▶ **TASK INSTRUCTIONS**
Type every record exactly as it appears.

>> begin

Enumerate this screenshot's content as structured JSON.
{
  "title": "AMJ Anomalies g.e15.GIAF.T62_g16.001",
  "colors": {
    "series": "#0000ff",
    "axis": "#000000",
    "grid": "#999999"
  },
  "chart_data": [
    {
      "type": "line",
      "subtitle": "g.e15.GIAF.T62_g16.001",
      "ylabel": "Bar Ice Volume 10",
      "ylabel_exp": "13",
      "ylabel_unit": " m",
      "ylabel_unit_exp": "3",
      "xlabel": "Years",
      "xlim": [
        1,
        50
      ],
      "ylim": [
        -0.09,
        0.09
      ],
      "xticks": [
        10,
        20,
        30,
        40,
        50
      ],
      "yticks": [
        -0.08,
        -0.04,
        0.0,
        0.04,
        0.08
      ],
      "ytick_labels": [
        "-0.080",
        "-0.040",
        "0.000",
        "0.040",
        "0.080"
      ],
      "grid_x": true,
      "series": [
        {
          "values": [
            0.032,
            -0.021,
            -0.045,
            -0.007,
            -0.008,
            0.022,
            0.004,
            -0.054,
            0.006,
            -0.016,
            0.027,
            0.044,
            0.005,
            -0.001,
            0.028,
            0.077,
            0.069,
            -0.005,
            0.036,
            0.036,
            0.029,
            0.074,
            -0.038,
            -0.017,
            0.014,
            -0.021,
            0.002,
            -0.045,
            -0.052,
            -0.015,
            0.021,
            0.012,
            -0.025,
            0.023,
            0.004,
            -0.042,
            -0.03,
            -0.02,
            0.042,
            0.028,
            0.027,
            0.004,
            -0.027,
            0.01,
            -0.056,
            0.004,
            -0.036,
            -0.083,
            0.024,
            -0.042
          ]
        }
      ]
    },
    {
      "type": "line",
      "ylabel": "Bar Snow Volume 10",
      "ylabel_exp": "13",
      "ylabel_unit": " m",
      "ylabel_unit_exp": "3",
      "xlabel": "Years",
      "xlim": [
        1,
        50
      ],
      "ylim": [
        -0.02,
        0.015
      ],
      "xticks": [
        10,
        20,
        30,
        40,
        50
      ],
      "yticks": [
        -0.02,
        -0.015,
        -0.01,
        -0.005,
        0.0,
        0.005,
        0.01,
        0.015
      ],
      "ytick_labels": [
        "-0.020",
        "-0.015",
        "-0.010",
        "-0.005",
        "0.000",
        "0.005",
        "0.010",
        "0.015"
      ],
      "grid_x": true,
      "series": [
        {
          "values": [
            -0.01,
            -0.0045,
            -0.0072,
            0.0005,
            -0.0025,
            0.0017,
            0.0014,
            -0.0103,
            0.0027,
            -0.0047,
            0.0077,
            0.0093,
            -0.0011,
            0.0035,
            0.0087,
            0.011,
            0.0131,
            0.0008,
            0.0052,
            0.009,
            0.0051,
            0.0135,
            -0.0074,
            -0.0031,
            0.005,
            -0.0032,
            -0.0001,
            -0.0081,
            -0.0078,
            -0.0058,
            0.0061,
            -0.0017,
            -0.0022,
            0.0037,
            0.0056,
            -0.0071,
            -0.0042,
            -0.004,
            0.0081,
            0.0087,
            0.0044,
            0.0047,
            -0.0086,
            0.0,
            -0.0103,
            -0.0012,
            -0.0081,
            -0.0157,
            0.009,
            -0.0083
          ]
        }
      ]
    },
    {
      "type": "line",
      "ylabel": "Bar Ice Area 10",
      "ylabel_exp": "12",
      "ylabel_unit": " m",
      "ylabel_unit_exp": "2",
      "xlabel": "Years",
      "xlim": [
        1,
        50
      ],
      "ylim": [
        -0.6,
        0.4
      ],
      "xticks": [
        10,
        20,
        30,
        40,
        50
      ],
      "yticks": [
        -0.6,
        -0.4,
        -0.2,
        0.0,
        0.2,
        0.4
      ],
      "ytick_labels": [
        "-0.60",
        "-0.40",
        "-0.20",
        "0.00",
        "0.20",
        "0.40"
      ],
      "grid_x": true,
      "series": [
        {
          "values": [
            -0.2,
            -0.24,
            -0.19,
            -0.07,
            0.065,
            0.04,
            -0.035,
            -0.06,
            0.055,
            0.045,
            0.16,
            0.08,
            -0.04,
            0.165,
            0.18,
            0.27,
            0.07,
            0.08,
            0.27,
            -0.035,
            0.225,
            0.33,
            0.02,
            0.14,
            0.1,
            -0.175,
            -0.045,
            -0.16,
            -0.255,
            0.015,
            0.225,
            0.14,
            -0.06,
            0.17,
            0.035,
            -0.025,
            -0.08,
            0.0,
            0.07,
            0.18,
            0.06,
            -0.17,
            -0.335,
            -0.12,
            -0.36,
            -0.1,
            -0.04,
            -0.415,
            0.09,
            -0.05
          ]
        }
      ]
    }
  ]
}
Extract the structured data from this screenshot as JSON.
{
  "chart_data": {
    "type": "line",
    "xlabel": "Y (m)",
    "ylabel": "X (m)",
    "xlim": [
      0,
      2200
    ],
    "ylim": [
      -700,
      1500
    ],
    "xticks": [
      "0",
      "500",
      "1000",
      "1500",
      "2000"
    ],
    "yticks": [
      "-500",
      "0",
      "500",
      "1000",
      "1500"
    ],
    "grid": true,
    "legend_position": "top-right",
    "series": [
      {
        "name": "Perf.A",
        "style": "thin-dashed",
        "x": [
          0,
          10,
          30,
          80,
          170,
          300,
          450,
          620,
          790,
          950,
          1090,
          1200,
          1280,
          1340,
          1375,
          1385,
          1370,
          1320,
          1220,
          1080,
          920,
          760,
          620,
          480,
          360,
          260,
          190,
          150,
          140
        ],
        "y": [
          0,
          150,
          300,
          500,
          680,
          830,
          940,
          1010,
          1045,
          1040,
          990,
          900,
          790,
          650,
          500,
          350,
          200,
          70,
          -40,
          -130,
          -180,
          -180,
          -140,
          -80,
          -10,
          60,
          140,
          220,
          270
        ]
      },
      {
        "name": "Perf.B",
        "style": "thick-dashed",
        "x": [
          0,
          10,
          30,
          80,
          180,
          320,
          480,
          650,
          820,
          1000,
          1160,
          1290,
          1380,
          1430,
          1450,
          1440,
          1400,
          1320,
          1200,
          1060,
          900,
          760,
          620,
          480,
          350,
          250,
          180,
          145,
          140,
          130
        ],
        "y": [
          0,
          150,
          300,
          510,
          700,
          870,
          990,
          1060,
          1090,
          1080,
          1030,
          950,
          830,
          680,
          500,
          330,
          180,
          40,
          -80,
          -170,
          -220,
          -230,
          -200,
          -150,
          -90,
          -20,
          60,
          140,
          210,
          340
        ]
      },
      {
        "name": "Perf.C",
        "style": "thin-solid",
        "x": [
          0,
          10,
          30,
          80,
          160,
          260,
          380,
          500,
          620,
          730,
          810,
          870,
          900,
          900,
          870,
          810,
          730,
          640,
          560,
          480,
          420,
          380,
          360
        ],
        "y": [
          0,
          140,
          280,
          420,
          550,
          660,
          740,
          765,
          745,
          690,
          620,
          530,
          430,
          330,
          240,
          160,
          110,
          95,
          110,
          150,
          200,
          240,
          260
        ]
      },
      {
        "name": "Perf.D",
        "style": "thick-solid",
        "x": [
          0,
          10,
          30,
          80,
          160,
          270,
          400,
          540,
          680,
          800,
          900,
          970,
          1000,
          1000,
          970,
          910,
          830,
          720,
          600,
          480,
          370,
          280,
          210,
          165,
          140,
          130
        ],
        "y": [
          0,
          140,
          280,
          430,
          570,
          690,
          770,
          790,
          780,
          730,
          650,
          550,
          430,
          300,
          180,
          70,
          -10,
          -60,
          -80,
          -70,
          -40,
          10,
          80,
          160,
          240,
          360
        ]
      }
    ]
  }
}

>> end

▶ **COMPLETE RESPONSE**
Enumerate this screenshot's content as structured JSON.
{
  "title": "AMJ Anomalies g.e15.GIAF.T62_g16.001",
  "colors": {
    "series": "#0000ff",
    "axis": "#000000",
    "grid": "#999999"
  },
  "chart_data": [
    {
      "type": "line",
      "subtitle": "g.e15.GIAF.T62_g16.001",
      "ylabel": "Bar Ice Volume 10",
      "ylabel_exp": "13",
      "ylabel_unit": " m",
      "ylabel_unit_exp": "3",
      "xlabel": "Years",
      "xlim": [
        1,
        50
      ],
      "ylim": [
        -0.09,
        0.09
      ],
      "xticks": [
        10,
        20,
        30,
        40,
        50
      ],
      "yticks": [
        -0.08,
        -0.04,
        0.0,
        0.04,
        0.08
      ],
      "ytick_labels": [
        "-0.080",
        "-0.040",
        "0.000",
        "0.040",
        "0.080"
      ],
      "grid_x": true,
      "series": [
        {
          "values": [
            0.032,
            -0.021,
            -0.045,
            -0.007,
            -0.008,
            0.022,
            0.004,
            -0.054,
            0.006,
            -0.016,
            0.027,
            0.044,
            0.005,
            -0.001,
            0.028,
            0.077,
            0.069,
            -0.005,
            0.036,
            0.036,
            0.029,
            0.074,
            -0.038,
            -0.017,
            0.014,
            -0.021,
            0.002,
            -0.045,
            -0.052,
            -0.015,
            0.021,
            0.012,
            -0.025,
            0.023,
            0.004,
            -0.042,
            -0.03,
            -0.02,
            0.042,
            0.028,
            0.027,
            0.004,
            -0.027,
            0.01,
            -0.056,
            0.004,
            -0.036,
            -0.083,
            0.024,
            -0.042
          ]
        }
      ]
    },
    {
      "type": "line",
      "ylabel": "Bar Snow Volume 10",
      "ylabel_exp": "13",
      "ylabel_unit": " m",
      "ylabel_unit_exp": "3",
      "xlabel": "Years",
      "xlim": [
        1,
        50
      ],
      "ylim": [
        -0.02,
        0.015
      ],
      "xticks": [
        10,
        20,
        30,
        40,
        50
      ],
      "yticks": [
        -0.02,
        -0.015,
        -0.01,
        -0.005,
        0.0,
        0.005,
        0.01,
        0.015
      ],
      "ytick_labels": [
        "-0.020",
        "-0.015",
        "-0.010",
        "-0.005",
        "0.000",
        "0.005",
        "0.010",
        "0.015"
      ],
      "grid_x": true,
      "series": [
        {
          "values": [
            -0.01,
            -0.0045,
            -0.0072,
            0.0005,
            -0.0025,
            0.0017,
            0.0014,
            -0.0103,
            0.0027,
            -0.0047,
            0.0077,
            0.0093,
            -0.0011,
            0.0035,
            0.0087,
            0.011,
            0.0131,
            0.0008,
            0.0052,
            0.009,
            0.0051,
            0.0135,
            -0.0074,
            -0.0031,
            0.005,
            -0.0032,
            -0.0001,
            -0.0081,
            -0.0078,
            -0.0058,
            0.0061,
            -0.0017,
            -0.0022,
            0.0037,
            0.0056,
            -0.0071,
            -0.0042,
            -0.004,
            0.0081,
            0.0087,
            0.0044,
            0.0047,
            -0.0086,
            0.0,
            -0.0103,
            -0.0012,
            -0.0081,
            -0.0157,
            0.009,
            -0.0083
          ]
        }
      ]
    },
    {
      "type": "line",
      "ylabel": "Bar Ice Area 10",
      "ylabel_exp": "12",
      "ylabel_unit": " m",
      "ylabel_unit_exp": "2",
      "xlabel": "Years",
      "xlim": [
        1,
        50
      ],
      "ylim": [
        -0.6,
        0.4
      ],
      "xticks": [
        10,
        20,
        30,
        40,
        50
      ],
      "yticks": [
        -0.6,
        -0.4,
        -0.2,
        0.0,
        0.2,
        0.4
      ],
      "ytick_labels": [
        "-0.60",
        "-0.40",
        "-0.20",
        "0.00",
        "0.20",
        "0.40"
      ],
      "grid_x": true,
      "series": [
        {
          "values": [
            -0.2,
            -0.24,
            -0.19,
            -0.07,
            0.065,
            0.04,
            -0.035,
            -0.06,
            0.055,
            0.045,
            0.16,
            0.08,
            -0.04,
            0.165,
            0.18,
            0.27,
            0.07,
            0.08,
            0.27,
            -0.035,
            0.225,
            0.33,
            0.02,
            0.14,
            0.1,
            -0.175,
            -0.045,
            -0.16,
            -0.255,
            0.015,
            0.225,
            0.14,
            -0.06,
            0.17,
            0.035,
            -0.025,
            -0.08,
            0.0,
            0.07,
            0.18,
            0.06,
            -0.17,
            -0.335,
            -0.12,
            -0.36,
            -0.1,
            -0.04,
            -0.415,
            0.09,
            -0.05
          ]
        }
      ]
    }
  ]
}
Extract the structured data from this screenshot as JSON.
{
  "chart_data": {
    "type": "line",
    "xlabel": "Y (m)",
    "ylabel": "X (m)",
    "xlim": [
      0,
      2200
    ],
    "ylim": [
      -700,
      1500
    ],
    "xticks": [
      "0",
      "500",
      "1000",
      "1500",
      "2000"
    ],
    "yticks": [
      "-500",
      "0",
      "500",
      "1000",
      "1500"
    ],
    "grid": true,
    "legend_position": "top-right",
    "series": [
      {
        "name": "Perf.A",
        "style": "thin-dashed",
        "x": [
          0,
          10,
          30,
          80,
          170,
          300,
          450,
          620,
          790,
          950,
          1090,
          1200,
          1280,
          1340,
          1375,
          1385,
          1370,
          1320,
          1220,
          1080,
          920,
          760,
          620,
          480,
          360,
          260,
          190,
          150,
          140
        ],
        "y": [
          0,
          150,
          300,
          500,
          680,
          830,
          940,
          1010,
          1045,
          1040,
          990,
          900,
          790,
          650,
          500,
          350,
          200,
          70,
          -40,
          -130,
          -180,
          -180,
          -140,
          -80,
          -10,
          60,
          140,
          220,
          270
        ]
      },
      {
        "name": "Perf.B",
        "style": "thick-dashed",
        "x": [
          0,
          10,
          30,
          80,
          180,
          320,
          480,
          650,
          820,
          1000,
          1160,
          1290,
          1380,
          1430,
          1450,
          1440,
          1400,
          1320,
          1200,
          1060,
          900,
          760,
          620,
          480,
          350,
          250,
          180,
          145,
          140,
          130
        ],
        "y": [
          0,
          150,
          300,
          510,
          700,
          870,
          990,
          1060,
          1090,
          1080,
          1030,
          950,
          830,
          680,
          500,
          330,
          180,
          40,
          -80,
          -170,
          -220,
          -230,
          -200,
          -150,
          -90,
          -20,
          60,
          140,
          210,
          340
        ]
      },
      {
        "name": "Perf.C",
        "style": "thin-solid",
        "x": [
          0,
          10,
          30,
          80,
          160,
          260,
          380,
          500,
          620,
          730,
          810,
          870,
          900,
          900,
          870,
          810,
          730,
          640,
          560,
          480,
          420,
          380,
          360
        ],
        "y": [
          0,
          140,
          280,
          420,
          550,
          660,
          740,
          765,
          745,
          690,
          620,
          530,
          430,
          330,
          240,
          160,
          110,
          95,
          110,
          150,
          200,
          240,
          260
        ]
      },
      {
        "name": "Perf.D",
        "style": "thick-solid",
        "x": [
          0,
          10,
          30,
          80,
          160,
          270,
          400,
          540,
          680,
          800,
          900,
          970,
          1000,
          1000,
          970,
          910,
          830,
          720,
          600,
          480,
          370,
          280,
          210,
          165,
          140,
          130
        ],
        "y": [
          0,
          140,
          280,
          430,
          570,
          690,
          770,
          790,
          780,
          730,
          650,
          550,
          430,
          300,
          180,
          70,
          -10,
          -60,
          -80,
          -70,
          -40,
          10,
          80,
          160,
          240,
          360
        ]
      }
    ]
  }
}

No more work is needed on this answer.